[Written instruction]
Copy out all lines where "arcmin" appears.

[Supplied data]
################

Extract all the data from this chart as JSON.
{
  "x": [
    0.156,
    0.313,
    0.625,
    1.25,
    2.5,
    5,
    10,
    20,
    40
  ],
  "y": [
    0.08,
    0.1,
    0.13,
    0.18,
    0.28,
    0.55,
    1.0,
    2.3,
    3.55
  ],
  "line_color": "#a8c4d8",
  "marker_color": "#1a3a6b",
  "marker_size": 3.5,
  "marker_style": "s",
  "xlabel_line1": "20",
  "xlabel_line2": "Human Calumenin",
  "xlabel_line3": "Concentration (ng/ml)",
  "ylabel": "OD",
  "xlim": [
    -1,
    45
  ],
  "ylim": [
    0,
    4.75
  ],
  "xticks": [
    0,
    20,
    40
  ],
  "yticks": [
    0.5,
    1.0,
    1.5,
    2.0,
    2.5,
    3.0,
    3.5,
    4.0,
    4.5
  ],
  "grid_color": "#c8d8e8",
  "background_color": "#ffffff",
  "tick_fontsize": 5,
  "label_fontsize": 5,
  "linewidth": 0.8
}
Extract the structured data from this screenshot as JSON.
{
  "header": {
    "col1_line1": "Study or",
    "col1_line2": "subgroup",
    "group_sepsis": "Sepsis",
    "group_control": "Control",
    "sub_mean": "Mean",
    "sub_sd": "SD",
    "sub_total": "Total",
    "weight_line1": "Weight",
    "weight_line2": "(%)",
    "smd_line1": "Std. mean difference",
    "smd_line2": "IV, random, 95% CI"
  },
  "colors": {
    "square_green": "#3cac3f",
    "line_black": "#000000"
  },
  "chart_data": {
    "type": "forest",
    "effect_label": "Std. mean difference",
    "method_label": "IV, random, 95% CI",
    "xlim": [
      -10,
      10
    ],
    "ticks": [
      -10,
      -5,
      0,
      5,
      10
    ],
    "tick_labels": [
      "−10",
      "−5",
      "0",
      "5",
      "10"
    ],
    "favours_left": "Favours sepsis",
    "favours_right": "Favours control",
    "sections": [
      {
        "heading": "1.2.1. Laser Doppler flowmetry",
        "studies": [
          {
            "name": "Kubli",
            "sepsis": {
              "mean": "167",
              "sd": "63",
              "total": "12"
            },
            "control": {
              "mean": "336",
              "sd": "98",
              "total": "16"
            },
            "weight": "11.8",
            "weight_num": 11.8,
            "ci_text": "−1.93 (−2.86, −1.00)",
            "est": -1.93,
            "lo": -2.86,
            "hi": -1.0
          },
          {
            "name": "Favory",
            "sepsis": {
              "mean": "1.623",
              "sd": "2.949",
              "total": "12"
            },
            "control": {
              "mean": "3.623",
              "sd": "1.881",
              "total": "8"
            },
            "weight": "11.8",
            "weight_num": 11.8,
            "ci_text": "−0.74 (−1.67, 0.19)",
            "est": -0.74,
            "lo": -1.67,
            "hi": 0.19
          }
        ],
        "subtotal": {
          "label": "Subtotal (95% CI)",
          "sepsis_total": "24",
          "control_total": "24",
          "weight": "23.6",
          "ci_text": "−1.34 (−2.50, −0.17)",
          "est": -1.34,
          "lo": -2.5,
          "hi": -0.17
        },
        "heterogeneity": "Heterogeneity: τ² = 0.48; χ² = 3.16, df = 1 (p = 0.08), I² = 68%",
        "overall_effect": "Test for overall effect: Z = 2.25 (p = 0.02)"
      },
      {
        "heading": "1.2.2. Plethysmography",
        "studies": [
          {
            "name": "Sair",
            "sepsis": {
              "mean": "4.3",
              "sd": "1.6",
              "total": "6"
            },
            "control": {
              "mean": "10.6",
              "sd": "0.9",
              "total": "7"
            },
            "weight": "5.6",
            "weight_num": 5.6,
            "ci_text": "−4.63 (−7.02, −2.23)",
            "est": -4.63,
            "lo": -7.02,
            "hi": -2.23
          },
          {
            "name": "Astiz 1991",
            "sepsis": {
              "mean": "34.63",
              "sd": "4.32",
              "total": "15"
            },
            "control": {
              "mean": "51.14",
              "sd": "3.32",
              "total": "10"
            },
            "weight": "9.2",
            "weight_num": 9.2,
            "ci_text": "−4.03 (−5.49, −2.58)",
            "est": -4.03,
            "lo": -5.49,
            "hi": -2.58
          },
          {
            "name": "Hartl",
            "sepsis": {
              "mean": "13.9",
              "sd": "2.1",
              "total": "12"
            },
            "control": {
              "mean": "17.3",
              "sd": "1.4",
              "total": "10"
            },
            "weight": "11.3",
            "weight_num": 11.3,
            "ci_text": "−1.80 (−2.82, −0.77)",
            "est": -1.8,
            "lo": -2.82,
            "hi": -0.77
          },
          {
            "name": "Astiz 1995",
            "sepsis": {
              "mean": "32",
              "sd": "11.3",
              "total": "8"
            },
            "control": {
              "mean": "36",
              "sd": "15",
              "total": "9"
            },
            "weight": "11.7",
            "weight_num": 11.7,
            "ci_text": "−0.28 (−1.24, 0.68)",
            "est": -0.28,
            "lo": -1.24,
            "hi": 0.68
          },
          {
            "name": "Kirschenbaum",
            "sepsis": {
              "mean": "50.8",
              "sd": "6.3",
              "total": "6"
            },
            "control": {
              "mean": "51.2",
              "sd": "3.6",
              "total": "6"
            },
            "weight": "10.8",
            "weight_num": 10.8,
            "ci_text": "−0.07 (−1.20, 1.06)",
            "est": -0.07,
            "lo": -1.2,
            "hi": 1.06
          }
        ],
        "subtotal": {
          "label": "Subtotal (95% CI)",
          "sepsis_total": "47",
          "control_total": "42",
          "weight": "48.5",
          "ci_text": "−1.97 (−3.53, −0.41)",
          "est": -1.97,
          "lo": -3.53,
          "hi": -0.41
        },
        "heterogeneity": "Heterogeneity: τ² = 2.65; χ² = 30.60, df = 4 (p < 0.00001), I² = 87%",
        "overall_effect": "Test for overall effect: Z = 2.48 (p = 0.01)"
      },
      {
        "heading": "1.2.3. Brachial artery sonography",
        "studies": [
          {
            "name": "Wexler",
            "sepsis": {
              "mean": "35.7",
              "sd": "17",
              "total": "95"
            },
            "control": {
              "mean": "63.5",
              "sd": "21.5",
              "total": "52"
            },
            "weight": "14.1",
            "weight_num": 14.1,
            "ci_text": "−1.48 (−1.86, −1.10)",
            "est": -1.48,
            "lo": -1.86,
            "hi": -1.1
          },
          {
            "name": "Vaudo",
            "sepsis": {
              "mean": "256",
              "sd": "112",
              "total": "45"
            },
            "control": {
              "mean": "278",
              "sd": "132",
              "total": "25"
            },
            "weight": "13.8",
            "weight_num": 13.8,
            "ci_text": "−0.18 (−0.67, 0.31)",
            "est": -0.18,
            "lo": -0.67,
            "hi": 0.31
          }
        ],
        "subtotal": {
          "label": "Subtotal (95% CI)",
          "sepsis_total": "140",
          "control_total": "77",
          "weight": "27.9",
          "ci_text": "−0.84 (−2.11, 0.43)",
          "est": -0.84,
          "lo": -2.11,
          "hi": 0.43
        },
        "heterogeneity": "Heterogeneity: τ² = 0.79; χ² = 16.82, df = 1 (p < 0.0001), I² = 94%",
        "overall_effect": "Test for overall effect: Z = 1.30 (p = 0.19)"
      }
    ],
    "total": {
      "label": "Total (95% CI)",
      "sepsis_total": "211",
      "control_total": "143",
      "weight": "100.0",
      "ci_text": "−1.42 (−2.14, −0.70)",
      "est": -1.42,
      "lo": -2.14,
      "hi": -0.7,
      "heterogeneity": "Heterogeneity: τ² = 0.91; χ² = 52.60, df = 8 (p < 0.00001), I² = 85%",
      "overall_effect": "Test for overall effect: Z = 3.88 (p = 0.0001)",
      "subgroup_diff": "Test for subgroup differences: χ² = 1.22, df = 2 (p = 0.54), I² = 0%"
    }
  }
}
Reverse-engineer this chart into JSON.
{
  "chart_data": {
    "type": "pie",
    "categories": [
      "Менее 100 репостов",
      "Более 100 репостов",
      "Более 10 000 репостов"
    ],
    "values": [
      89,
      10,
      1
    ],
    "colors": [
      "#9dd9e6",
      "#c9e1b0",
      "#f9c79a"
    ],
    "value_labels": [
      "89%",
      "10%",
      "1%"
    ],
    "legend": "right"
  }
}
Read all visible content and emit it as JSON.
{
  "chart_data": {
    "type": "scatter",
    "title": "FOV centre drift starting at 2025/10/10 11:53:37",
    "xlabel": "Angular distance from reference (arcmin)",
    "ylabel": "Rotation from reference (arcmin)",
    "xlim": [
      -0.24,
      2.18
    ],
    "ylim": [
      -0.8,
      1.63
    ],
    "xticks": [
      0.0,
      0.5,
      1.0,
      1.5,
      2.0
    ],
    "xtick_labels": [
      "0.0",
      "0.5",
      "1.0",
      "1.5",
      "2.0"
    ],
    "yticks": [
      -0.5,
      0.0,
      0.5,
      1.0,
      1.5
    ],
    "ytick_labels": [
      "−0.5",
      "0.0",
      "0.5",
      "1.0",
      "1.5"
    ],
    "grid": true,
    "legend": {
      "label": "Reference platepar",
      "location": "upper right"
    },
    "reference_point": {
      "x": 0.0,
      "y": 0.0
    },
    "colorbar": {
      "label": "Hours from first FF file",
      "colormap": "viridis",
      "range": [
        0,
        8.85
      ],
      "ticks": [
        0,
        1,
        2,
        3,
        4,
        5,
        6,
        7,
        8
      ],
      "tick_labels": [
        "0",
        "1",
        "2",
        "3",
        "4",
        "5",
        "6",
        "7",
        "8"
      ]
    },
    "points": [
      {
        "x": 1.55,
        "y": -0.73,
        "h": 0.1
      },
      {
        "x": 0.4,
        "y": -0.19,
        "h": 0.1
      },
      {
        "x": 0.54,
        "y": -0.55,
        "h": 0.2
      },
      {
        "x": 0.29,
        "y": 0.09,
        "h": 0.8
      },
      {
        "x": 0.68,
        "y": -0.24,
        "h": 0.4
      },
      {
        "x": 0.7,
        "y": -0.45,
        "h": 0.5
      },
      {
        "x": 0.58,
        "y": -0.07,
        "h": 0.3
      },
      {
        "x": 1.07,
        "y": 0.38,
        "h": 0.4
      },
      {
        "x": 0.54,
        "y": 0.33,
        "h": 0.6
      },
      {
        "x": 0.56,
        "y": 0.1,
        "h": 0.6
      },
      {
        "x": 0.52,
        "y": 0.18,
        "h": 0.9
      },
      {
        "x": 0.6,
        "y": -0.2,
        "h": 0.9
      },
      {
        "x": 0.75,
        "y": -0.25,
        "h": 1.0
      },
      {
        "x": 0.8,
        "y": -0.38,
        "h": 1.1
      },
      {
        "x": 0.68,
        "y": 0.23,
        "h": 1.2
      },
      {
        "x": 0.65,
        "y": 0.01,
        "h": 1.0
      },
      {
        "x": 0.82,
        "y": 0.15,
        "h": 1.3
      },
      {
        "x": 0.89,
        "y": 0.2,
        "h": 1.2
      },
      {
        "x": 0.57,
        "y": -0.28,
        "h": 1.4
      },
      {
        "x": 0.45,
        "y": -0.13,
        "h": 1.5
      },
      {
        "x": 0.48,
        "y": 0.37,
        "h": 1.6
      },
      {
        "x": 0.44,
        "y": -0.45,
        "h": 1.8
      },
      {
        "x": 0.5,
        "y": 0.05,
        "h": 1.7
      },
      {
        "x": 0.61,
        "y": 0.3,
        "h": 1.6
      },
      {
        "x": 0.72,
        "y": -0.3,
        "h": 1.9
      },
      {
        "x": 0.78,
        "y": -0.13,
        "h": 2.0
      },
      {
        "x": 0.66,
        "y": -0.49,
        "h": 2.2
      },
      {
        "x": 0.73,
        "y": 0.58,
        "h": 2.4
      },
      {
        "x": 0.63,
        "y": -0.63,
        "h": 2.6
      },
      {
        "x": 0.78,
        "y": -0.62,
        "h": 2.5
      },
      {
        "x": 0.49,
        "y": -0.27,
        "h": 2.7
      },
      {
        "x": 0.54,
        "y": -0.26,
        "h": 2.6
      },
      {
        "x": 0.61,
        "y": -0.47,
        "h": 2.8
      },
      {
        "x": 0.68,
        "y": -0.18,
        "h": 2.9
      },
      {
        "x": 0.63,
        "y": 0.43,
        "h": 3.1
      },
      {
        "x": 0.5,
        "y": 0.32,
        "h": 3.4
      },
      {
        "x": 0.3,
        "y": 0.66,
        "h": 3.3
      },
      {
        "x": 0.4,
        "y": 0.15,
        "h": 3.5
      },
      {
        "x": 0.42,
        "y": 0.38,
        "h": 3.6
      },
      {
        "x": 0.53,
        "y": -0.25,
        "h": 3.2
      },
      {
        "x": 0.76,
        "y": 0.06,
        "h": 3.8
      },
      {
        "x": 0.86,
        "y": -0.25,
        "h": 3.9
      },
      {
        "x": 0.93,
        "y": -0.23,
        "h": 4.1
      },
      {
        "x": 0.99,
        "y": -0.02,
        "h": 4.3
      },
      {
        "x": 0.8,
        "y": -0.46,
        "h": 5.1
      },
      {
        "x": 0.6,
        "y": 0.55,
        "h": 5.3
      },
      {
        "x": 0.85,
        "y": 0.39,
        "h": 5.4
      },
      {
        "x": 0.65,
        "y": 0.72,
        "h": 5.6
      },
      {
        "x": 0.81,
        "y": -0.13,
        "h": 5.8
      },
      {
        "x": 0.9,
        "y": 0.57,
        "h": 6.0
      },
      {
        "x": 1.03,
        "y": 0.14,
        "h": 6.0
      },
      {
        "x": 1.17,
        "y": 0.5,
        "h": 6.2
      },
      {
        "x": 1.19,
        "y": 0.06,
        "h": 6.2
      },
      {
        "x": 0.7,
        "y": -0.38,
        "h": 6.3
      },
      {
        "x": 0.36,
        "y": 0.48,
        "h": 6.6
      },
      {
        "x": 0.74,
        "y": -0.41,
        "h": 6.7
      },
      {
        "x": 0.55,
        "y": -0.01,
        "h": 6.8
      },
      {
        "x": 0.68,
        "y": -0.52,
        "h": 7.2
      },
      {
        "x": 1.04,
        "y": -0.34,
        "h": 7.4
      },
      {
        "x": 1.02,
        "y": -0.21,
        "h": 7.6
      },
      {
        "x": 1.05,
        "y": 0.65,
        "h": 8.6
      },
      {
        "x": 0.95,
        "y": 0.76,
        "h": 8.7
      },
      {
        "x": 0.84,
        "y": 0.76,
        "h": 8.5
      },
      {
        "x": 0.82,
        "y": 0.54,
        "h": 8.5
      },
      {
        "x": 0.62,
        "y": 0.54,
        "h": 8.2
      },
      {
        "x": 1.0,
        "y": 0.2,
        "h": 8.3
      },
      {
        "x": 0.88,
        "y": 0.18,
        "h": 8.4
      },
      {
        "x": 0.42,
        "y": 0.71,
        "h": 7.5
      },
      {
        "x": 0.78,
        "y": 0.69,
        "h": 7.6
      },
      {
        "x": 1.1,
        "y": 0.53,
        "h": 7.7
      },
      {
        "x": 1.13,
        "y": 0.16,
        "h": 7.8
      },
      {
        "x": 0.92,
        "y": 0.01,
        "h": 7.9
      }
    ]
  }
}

################

[Answer in full]
    "xlabel": "Angular distance from reference (arcmin)",
    "ylabel": "Rotation from reference (arcmin)",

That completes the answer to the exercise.